### Instruction
Your answer should be a single number: the count of lines in the material below that hold "Anomaly".

### Records shown

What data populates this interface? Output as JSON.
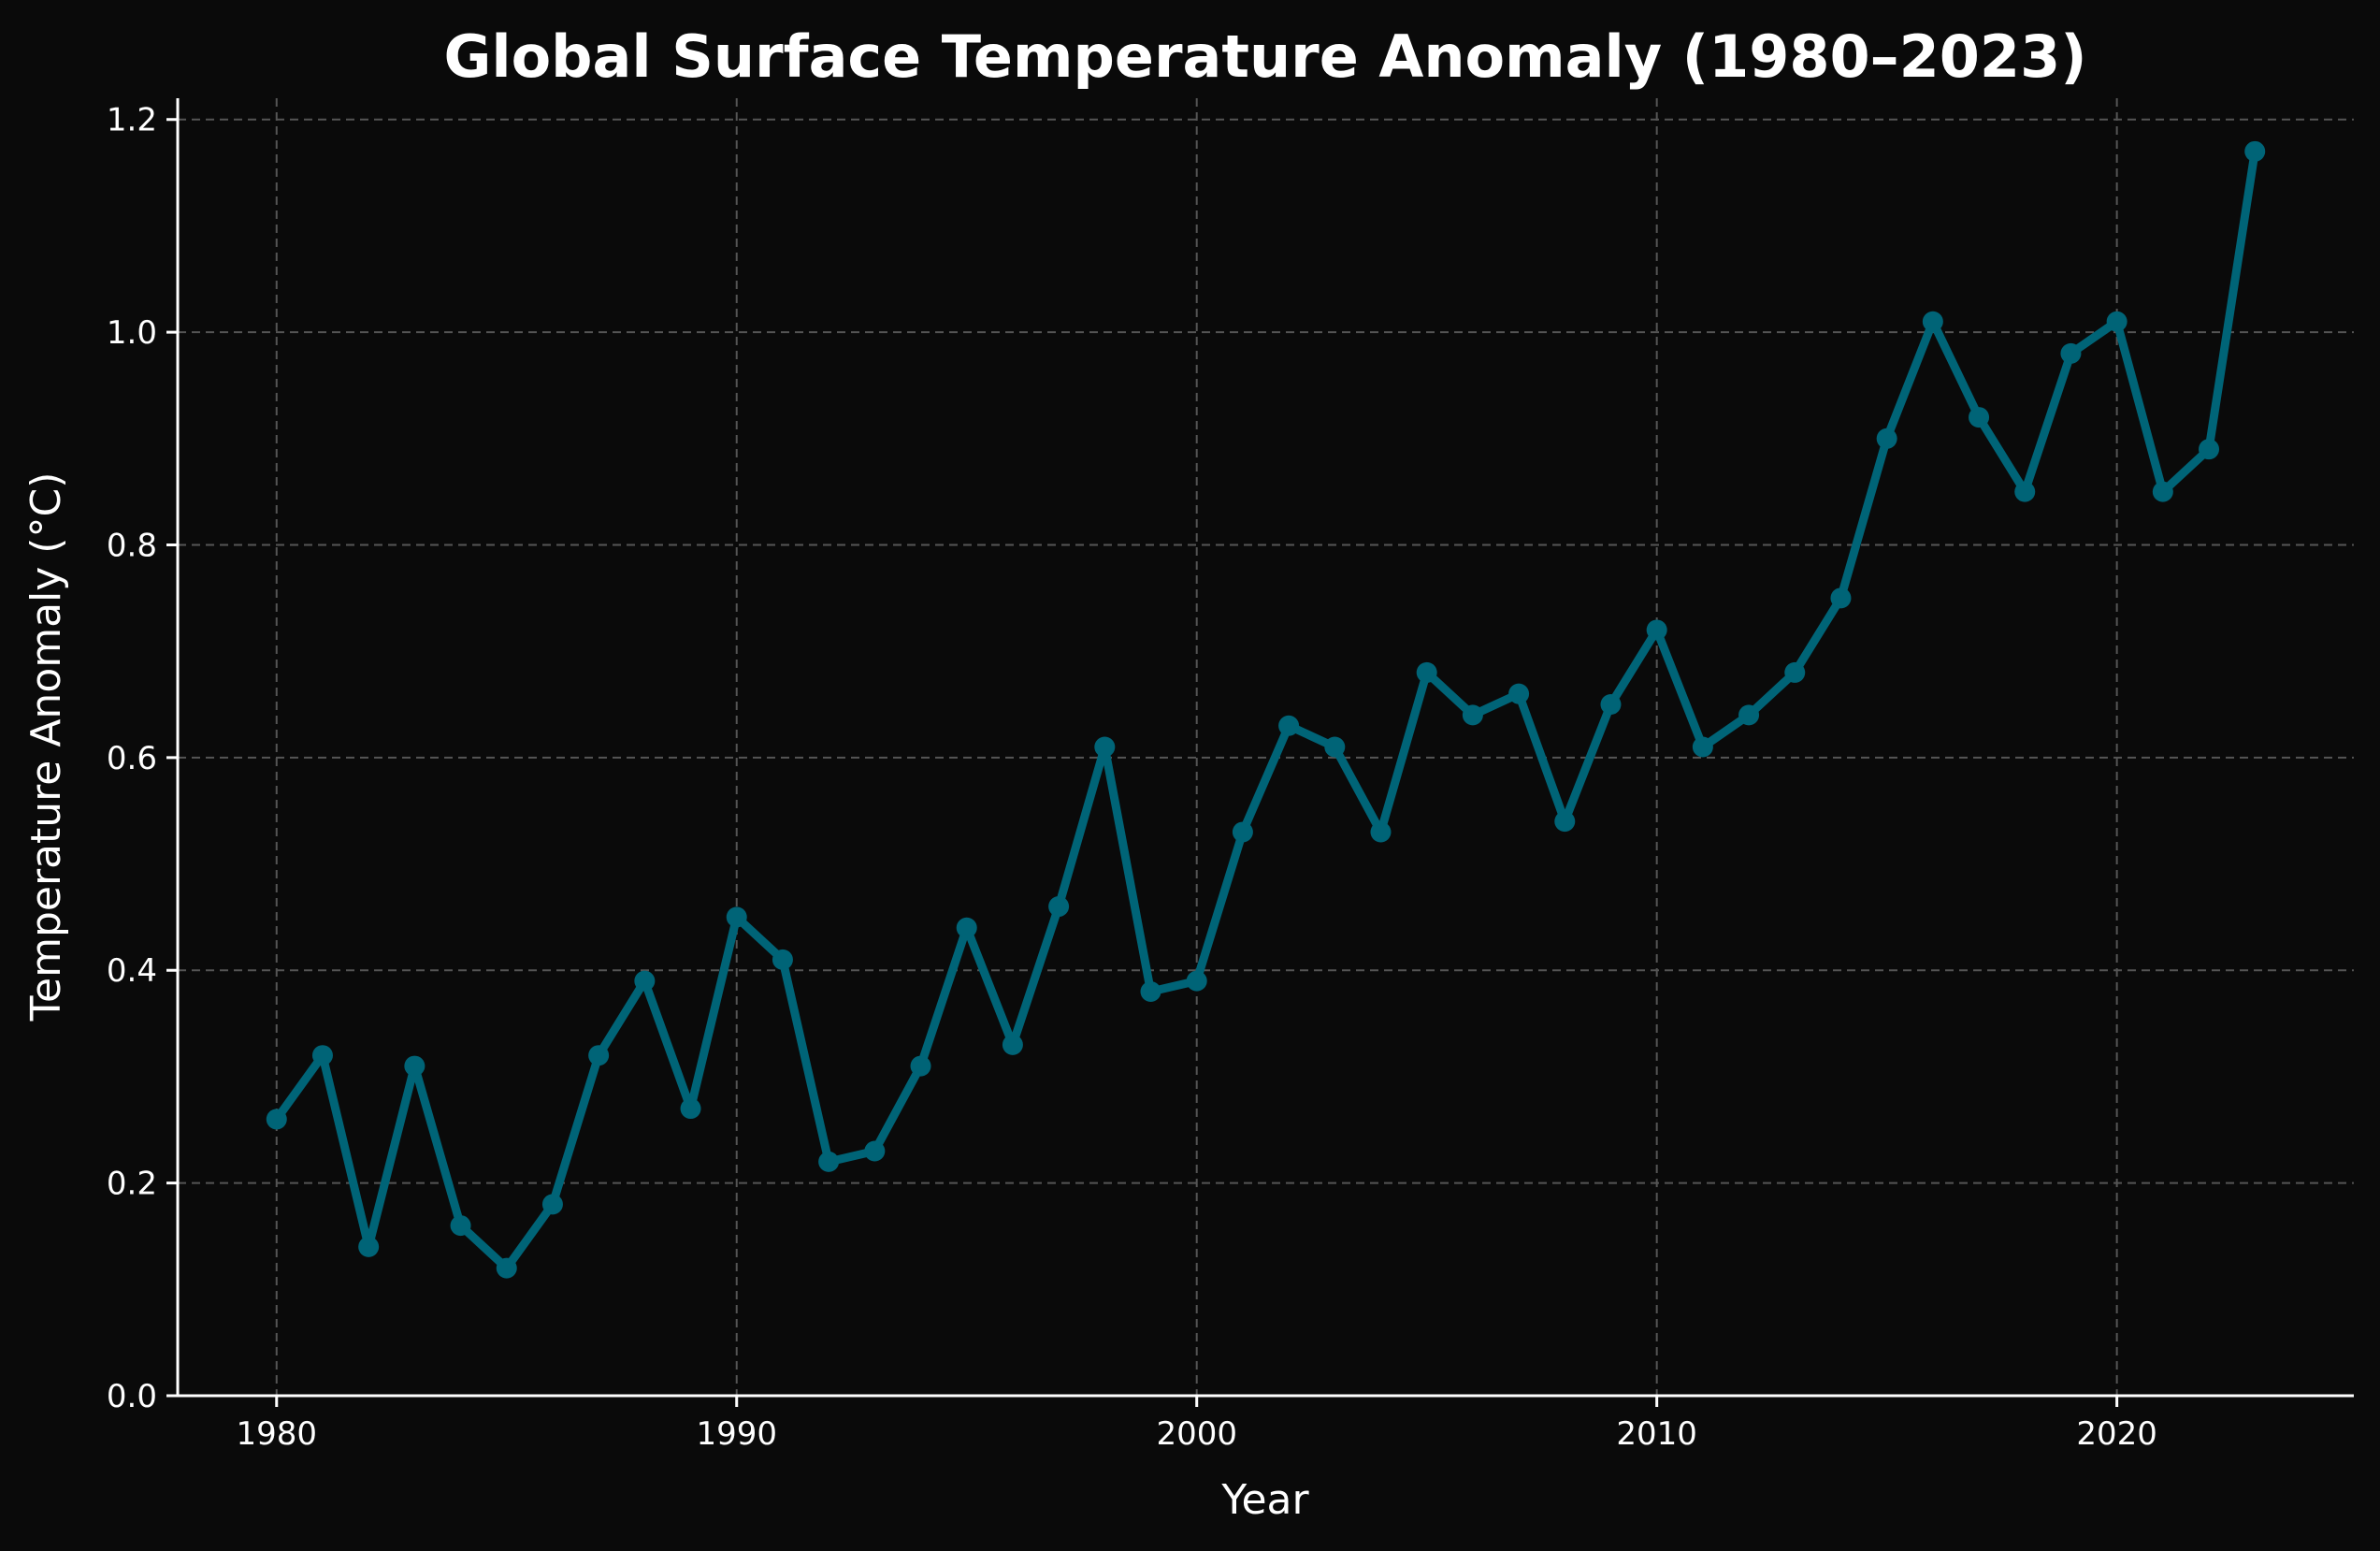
{
  "chart_data": {
    "type": "line",
    "title": "Global Surface Temperature Anomaly (1980–2023)",
    "xlabel": "Year",
    "ylabel": "Temperature Anomaly (°C)",
    "xlim": [
      1977.85,
      2025.15
    ],
    "ylim": [
      0.0,
      1.22
    ],
    "xticks": [
      1980,
      1990,
      2000,
      2010,
      2020
    ],
    "yticks": [
      0.0,
      0.2,
      0.4,
      0.6,
      0.8,
      1.0,
      1.2
    ],
    "ytick_labels": [
      "0.0",
      "0.2",
      "0.4",
      "0.6",
      "0.8",
      "1.0",
      "1.2"
    ],
    "grid": true,
    "colors": {
      "background": "#0a0a0a",
      "line": "#006477",
      "grid": "#555555",
      "text": "#ffffff"
    },
    "series": [
      {
        "x": [
          1980,
          1981,
          1982,
          1983,
          1984,
          1985,
          1986,
          1987,
          1988,
          1989,
          1990,
          1991,
          1992,
          1993,
          1994,
          1995,
          1996,
          1997,
          1998,
          1999,
          2000,
          2001,
          2002,
          2003,
          2004,
          2005,
          2006,
          2007,
          2008,
          2009,
          2010,
          2011,
          2012,
          2013,
          2014,
          2015,
          2016,
          2017,
          2018,
          2019,
          2020,
          2021,
          2022,
          2023
        ],
        "values": [
          0.26,
          0.32,
          0.14,
          0.31,
          0.16,
          0.12,
          0.18,
          0.32,
          0.39,
          0.27,
          0.45,
          0.41,
          0.22,
          0.23,
          0.31,
          0.44,
          0.33,
          0.46,
          0.61,
          0.38,
          0.39,
          0.53,
          0.63,
          0.61,
          0.53,
          0.68,
          0.64,
          0.66,
          0.54,
          0.65,
          0.72,
          0.61,
          0.64,
          0.68,
          0.75,
          0.9,
          1.01,
          0.92,
          0.85,
          0.98,
          1.01,
          0.85,
          0.89,
          1.17
        ]
      }
    ]
  }
}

### The reply
2